**What you need to do:**
Every line of the records that holds the word "Rassismus" should be copied.

[Dataset rows describing interfaces]
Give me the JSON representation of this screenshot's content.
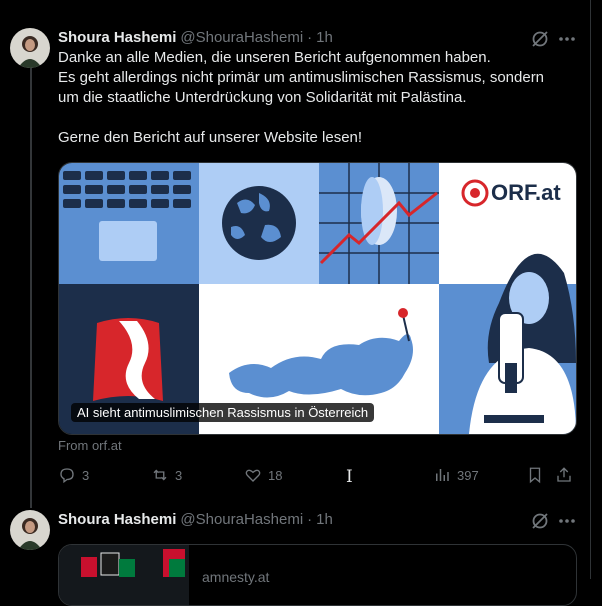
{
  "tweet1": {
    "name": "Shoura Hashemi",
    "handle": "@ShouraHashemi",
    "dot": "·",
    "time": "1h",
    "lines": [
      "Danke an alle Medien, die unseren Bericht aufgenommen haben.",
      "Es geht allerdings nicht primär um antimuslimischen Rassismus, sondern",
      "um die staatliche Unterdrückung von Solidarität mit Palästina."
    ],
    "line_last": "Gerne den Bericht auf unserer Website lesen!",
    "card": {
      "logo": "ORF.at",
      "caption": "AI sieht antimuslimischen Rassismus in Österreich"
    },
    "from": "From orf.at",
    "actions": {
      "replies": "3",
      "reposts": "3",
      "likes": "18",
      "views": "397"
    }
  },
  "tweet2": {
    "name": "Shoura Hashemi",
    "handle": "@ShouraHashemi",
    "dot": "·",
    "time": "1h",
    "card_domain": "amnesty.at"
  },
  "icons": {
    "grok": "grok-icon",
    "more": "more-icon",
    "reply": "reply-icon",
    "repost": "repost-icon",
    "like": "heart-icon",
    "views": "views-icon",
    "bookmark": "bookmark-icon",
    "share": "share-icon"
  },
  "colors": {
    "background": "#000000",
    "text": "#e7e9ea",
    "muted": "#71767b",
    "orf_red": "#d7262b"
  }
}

**Solved problem:**
      "Es geht allerdings nicht primär um antimuslimischen Rassismus, sondern",
      "caption": "AI sieht antimuslimischen Rassismus in Österreich"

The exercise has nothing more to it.